■ Objective ■
From the entries that follow, gather each line holding the word "Read".

■ Input for this task ■
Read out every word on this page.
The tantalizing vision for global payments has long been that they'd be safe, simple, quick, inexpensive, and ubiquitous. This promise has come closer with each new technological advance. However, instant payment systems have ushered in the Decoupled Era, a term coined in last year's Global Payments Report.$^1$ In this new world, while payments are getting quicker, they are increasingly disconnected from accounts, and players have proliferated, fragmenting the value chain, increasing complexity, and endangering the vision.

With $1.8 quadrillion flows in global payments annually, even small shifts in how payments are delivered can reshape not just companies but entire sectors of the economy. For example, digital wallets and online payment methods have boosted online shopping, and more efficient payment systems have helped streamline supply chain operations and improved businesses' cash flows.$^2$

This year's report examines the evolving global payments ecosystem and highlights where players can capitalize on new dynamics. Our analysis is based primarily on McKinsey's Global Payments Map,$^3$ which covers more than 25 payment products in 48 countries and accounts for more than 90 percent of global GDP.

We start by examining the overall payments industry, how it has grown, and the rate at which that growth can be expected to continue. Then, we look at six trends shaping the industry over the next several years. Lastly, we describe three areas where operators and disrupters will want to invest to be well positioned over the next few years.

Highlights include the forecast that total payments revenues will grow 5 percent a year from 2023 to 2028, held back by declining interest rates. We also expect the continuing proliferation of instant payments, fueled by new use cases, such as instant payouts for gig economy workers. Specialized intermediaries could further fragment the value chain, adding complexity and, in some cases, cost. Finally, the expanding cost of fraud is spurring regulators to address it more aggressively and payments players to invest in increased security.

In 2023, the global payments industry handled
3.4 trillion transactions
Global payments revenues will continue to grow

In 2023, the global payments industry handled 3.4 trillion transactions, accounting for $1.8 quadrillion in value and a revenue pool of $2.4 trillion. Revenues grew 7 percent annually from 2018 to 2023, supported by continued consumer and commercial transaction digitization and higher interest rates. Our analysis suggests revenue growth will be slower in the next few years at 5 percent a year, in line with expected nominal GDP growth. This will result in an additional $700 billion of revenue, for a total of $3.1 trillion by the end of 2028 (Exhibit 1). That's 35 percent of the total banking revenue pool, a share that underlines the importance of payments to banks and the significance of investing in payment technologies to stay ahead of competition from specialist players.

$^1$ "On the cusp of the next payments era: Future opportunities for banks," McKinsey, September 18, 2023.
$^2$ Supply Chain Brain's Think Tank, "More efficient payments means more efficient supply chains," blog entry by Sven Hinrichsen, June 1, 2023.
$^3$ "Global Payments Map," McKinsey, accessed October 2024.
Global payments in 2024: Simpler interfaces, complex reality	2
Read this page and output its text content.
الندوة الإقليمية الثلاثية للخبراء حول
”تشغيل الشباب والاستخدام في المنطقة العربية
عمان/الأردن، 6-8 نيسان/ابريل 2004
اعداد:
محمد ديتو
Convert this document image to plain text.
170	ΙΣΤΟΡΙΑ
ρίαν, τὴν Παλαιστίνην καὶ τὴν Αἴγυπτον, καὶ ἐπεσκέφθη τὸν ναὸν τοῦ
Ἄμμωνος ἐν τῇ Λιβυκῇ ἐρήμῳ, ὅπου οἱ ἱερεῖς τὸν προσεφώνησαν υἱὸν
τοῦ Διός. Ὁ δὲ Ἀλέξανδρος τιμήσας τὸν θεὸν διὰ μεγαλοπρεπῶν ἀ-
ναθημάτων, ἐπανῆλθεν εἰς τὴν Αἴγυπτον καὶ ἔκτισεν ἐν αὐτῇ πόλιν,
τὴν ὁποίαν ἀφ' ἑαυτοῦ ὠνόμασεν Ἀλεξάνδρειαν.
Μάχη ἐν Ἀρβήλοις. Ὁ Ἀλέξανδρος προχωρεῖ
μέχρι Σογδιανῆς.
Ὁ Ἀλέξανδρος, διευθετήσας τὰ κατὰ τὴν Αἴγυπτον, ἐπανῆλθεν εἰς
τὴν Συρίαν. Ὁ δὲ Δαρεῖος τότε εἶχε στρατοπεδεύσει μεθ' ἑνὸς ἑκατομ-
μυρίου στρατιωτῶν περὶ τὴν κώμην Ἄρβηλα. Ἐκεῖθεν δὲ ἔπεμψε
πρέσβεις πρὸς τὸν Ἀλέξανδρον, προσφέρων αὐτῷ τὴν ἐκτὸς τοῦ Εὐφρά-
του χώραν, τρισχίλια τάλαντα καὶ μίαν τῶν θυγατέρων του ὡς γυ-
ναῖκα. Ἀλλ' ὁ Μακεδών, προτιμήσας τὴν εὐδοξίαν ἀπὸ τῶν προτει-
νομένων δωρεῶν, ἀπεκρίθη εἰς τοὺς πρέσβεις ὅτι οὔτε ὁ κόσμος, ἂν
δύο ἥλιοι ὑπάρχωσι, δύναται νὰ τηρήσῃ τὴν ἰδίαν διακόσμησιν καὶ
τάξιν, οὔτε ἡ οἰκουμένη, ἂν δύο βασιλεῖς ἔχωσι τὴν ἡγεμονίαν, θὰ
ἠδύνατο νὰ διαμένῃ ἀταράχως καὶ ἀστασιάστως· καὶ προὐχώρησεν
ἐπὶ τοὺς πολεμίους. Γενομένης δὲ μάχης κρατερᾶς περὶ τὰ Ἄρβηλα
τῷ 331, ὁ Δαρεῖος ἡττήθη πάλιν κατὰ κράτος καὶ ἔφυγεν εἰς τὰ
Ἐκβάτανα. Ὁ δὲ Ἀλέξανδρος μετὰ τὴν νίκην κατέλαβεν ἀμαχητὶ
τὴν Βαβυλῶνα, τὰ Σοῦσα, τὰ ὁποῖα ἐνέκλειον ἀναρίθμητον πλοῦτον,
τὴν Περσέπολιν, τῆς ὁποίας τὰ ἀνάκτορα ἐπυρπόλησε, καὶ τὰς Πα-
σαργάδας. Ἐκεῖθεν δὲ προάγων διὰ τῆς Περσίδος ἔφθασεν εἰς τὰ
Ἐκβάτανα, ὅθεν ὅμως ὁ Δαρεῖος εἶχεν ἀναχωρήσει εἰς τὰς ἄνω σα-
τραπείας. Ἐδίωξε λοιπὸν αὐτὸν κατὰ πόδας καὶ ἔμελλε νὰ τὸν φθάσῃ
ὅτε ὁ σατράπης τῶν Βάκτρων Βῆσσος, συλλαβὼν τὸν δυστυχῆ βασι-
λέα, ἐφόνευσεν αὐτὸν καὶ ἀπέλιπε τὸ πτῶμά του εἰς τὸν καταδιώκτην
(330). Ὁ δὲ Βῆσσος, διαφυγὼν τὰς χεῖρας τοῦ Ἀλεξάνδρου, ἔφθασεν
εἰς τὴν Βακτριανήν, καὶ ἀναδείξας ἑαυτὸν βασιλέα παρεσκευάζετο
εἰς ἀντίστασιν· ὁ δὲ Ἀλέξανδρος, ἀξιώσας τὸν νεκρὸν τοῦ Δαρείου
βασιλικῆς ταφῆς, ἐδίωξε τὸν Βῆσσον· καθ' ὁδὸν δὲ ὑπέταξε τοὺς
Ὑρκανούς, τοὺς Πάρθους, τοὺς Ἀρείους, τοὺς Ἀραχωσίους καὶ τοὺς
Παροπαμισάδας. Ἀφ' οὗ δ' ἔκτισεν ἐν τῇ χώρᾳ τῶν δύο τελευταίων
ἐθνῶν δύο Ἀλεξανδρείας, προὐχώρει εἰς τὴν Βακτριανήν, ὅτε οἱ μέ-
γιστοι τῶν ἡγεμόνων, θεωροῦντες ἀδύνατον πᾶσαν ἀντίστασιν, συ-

■ Result for this exercise ■
Read out every word on this page.
Read this page and output its text content.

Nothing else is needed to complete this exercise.